Work to do: Reproduce the listing below exactly. Pictures do not belong in the copy.

Raw records:
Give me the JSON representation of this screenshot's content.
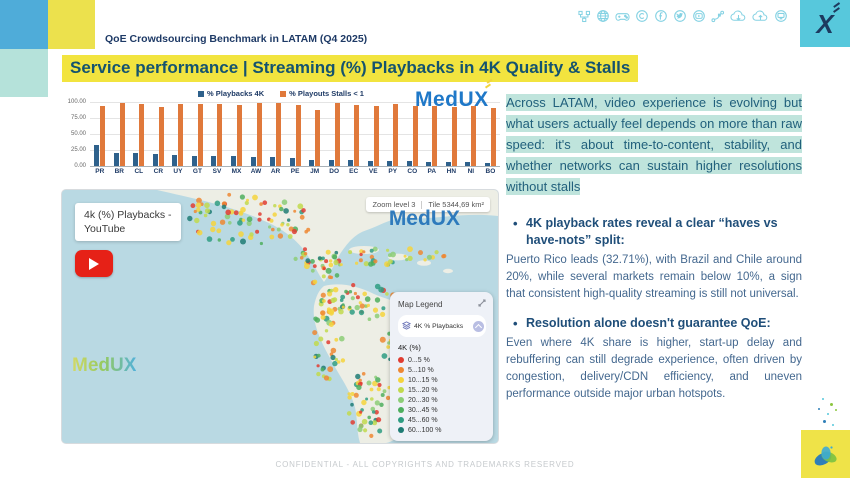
{
  "header": {
    "kicker": "QoE Crowdsourcing Benchmark in LATAM (Q4 2025)",
    "title": "Service performance | Streaming (%) Playbacks in 4K Quality & Stalls",
    "logo_x": "X",
    "social_icons": [
      "sitemap",
      "globe",
      "gamepad",
      "copyright",
      "facebook",
      "twitter",
      "youtube",
      "share-nodes",
      "cloud-download",
      "cloud-upload",
      "monitor"
    ]
  },
  "chart_data": {
    "type": "bar",
    "title": "",
    "categories": [
      "PR",
      "BR",
      "CL",
      "CR",
      "UY",
      "GT",
      "SV",
      "MX",
      "AW",
      "AR",
      "PE",
      "JM",
      "DO",
      "EC",
      "VE",
      "PY",
      "CO",
      "PA",
      "HN",
      "NI",
      "BO"
    ],
    "series": [
      {
        "name": "% Playbacks 4K",
        "color": "#2E618C",
        "values": [
          32.71,
          20,
          20,
          18.5,
          17,
          16,
          15.5,
          15,
          14.5,
          14,
          13,
          10,
          9.5,
          9,
          8.5,
          8,
          7.5,
          6.5,
          6,
          5.5,
          4
        ]
      },
      {
        "name": "% Playouts  Stalls  < 1",
        "color": "#E0793B",
        "values": [
          94,
          98,
          97,
          92.5,
          97,
          97,
          97,
          95.5,
          98,
          98,
          96,
          88,
          98,
          95,
          94.5,
          97,
          93.5,
          94.5,
          92.5,
          94.5,
          90
        ]
      }
    ],
    "ylim": [
      0,
      100
    ],
    "yticks": [
      "100.00",
      "75.00",
      "50.00",
      "25.00",
      "0.00"
    ],
    "xlabel": "",
    "ylabel": "",
    "legend_position": "top",
    "grid": true
  },
  "chart": {
    "logo": "MedUX"
  },
  "map": {
    "label_line1": "4k (%) Playbacks -",
    "label_line2": "YouTube",
    "zoom_badge": "Zoom level 3",
    "tile_badge": "Tile 5344,69 km²",
    "watermark": "MedUX",
    "legend": {
      "title": "Map Legend",
      "layer_label": "4K % Playbacks",
      "scale_title": "4K (%)",
      "items": [
        {
          "label": "0...5 %",
          "color": "#E03C31"
        },
        {
          "label": "5...10 %",
          "color": "#ED8733"
        },
        {
          "label": "10...15 %",
          "color": "#F5D33D"
        },
        {
          "label": "15...20 %",
          "color": "#C1D94E"
        },
        {
          "label": "20...30 %",
          "color": "#8CCD77"
        },
        {
          "label": "30...45 %",
          "color": "#4DAE5E"
        },
        {
          "label": "45...60 %",
          "color": "#2E9C82"
        },
        {
          "label": "60...100 %",
          "color": "#1E7B74"
        }
      ]
    }
  },
  "insights": {
    "intro": "Across LATAM, video experience is evolving but what users actually feel depends on more than raw speed: it's about time-to-content, stability, and whether networks can sustain higher resolutions without stalls",
    "bullets": [
      {
        "title": "4K playback rates reveal a clear “haves vs have-nots” split:",
        "body": "Puerto Rico leads (32.71%), with Brazil and Chile around 20%, while several markets remain below 10%, a sign that consistent high-quality streaming is still not universal."
      },
      {
        "title": "Resolution alone doesn't guarantee QoE:",
        "body": "Even where 4K share is higher, start-up delay and rebuffering can still degrade experience, often driven by congestion, delivery/CDN efficiency, and uneven performance outside major urban hotspots."
      }
    ]
  },
  "footer": {
    "text": "CONFIDENTIAL - ALL COPYRIGHTS AND TRADEMARKS RESERVED"
  }
}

Answer to the problem:
Give me the JSON representation of this screenshot's content.
{
  "header": {
    "kicker": "QoE Crowdsourcing Benchmark in LATAM (Q4 2025)",
    "title": "Service performance | Streaming (%) Playbacks in 4K Quality & Stalls",
    "logo_x": "X",
    "social_icons": [
      "sitemap",
      "globe",
      "gamepad",
      "copyright",
      "facebook",
      "twitter",
      "youtube",
      "share-nodes",
      "cloud-download",
      "cloud-upload",
      "monitor"
    ]
  },
  "chart_data": {
    "type": "bar",
    "title": "",
    "categories": [
      "PR",
      "BR",
      "CL",
      "CR",
      "UY",
      "GT",
      "SV",
      "MX",
      "AW",
      "AR",
      "PE",
      "JM",
      "DO",
      "EC",
      "VE",
      "PY",
      "CO",
      "PA",
      "HN",
      "NI",
      "BO"
    ],
    "series": [
      {
        "name": "% Playbacks 4K",
        "color": "#2E618C",
        "values": [
          32.71,
          20,
          20,
          18.5,
          17,
          16,
          15.5,
          15,
          14.5,
          14,
          13,
          10,
          9.5,
          9,
          8.5,
          8,
          7.5,
          6.5,
          6,
          5.5,
          4
        ]
      },
      {
        "name": "% Playouts  Stalls  < 1",
        "color": "#E0793B",
        "values": [
          94,
          98,
          97,
          92.5,
          97,
          97,
          97,
          95.5,
          98,
          98,
          96,
          88,
          98,
          95,
          94.5,
          97,
          93.5,
          94.5,
          92.5,
          94.5,
          90
        ]
      }
    ],
    "ylim": [
      0,
      100
    ],
    "yticks": [
      "100.00",
      "75.00",
      "50.00",
      "25.00",
      "0.00"
    ],
    "xlabel": "",
    "ylabel": "",
    "legend_position": "top",
    "grid": true
  },
  "chart": {
    "logo": "MedUX"
  },
  "map": {
    "label_line1": "4k (%) Playbacks -",
    "label_line2": "YouTube",
    "zoom_badge": "Zoom level 3",
    "tile_badge": "Tile 5344,69 km²",
    "watermark": "MedUX",
    "legend": {
      "title": "Map Legend",
      "layer_label": "4K % Playbacks",
      "scale_title": "4K (%)",
      "items": [
        {
          "label": "0...5 %",
          "color": "#E03C31"
        },
        {
          "label": "5...10 %",
          "color": "#ED8733"
        },
        {
          "label": "10...15 %",
          "color": "#F5D33D"
        },
        {
          "label": "15...20 %",
          "color": "#C1D94E"
        },
        {
          "label": "20...30 %",
          "color": "#8CCD77"
        },
        {
          "label": "30...45 %",
          "color": "#4DAE5E"
        },
        {
          "label": "45...60 %",
          "color": "#2E9C82"
        },
        {
          "label": "60...100 %",
          "color": "#1E7B74"
        }
      ]
    }
  },
  "insights": {
    "intro": "Across LATAM, video experience is evolving but what users actually feel depends on more than raw speed: it's about time-to-content, stability, and whether networks can sustain higher resolutions without stalls",
    "bullets": [
      {
        "title": "4K playback rates reveal a clear “haves vs have-nots” split:",
        "body": "Puerto Rico leads (32.71%), with Brazil and Chile around 20%, while several markets remain below 10%, a sign that consistent high-quality streaming is still not universal."
      },
      {
        "title": "Resolution alone doesn't guarantee QoE:",
        "body": "Even where 4K share is higher, start-up delay and rebuffering can still degrade experience, often driven by congestion, delivery/CDN efficiency, and uneven performance outside major urban hotspots."
      }
    ]
  },
  "footer": {
    "text": "CONFIDENTIAL - ALL COPYRIGHTS AND TRADEMARKS RESERVED"
  }
}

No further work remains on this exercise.